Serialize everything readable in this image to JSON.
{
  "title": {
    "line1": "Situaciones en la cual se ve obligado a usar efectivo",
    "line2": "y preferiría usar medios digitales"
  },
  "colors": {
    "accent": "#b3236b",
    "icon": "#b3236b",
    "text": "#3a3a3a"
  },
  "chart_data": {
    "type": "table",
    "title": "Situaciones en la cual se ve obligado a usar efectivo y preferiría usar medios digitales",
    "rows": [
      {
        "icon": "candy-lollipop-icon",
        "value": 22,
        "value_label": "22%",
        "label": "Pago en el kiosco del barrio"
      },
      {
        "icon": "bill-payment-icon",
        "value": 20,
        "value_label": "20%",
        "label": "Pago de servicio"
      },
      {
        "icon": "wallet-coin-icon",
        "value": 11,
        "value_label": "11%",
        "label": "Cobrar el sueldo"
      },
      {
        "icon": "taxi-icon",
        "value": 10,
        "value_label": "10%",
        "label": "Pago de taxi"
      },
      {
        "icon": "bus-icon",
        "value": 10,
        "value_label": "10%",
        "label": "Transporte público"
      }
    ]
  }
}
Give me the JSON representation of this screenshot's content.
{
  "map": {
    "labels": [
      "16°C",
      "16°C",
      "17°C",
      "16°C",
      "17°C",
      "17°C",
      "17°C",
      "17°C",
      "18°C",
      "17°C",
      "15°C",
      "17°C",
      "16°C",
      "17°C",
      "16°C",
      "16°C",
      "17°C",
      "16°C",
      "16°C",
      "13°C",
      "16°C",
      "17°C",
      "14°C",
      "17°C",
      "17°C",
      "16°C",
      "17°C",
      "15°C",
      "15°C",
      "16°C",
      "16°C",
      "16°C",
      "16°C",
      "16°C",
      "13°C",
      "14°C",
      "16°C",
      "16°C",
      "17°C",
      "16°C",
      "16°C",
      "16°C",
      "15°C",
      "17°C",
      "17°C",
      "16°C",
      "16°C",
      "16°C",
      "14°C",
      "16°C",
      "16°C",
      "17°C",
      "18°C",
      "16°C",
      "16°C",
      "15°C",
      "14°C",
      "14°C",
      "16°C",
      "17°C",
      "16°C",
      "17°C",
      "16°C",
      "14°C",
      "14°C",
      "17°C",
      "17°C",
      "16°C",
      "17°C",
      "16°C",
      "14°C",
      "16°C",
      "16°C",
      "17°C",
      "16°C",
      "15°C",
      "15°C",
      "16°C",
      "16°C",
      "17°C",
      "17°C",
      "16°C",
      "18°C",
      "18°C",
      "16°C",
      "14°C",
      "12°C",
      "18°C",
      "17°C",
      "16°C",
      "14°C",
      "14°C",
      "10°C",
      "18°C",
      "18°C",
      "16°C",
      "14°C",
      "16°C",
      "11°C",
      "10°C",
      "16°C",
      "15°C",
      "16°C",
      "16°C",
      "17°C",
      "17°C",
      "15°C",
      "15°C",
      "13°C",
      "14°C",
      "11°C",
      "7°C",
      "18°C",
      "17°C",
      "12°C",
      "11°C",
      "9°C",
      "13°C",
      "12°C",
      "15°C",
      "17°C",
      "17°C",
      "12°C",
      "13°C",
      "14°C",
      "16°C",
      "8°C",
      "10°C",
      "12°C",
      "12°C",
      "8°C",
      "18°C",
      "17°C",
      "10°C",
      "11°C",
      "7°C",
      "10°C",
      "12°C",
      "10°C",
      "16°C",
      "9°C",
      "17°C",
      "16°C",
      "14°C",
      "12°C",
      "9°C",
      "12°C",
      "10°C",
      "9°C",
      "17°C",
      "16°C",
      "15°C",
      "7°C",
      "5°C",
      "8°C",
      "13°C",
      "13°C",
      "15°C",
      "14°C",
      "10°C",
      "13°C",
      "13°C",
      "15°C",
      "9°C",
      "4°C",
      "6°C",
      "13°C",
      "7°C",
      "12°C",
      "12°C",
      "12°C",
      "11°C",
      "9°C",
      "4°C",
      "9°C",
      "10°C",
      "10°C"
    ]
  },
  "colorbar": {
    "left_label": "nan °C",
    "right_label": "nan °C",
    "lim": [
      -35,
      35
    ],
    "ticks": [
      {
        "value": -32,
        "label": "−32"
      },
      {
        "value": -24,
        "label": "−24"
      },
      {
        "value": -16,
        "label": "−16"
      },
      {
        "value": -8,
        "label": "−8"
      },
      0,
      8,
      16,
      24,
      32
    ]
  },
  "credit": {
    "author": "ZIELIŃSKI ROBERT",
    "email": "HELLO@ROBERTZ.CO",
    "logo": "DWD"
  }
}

━━━━━━━━━━━━━━━━

— Goal of the exercise —
Only the count is wanted: report how many lines of the material above hold the word "efectivo".

— Answer to the task —
2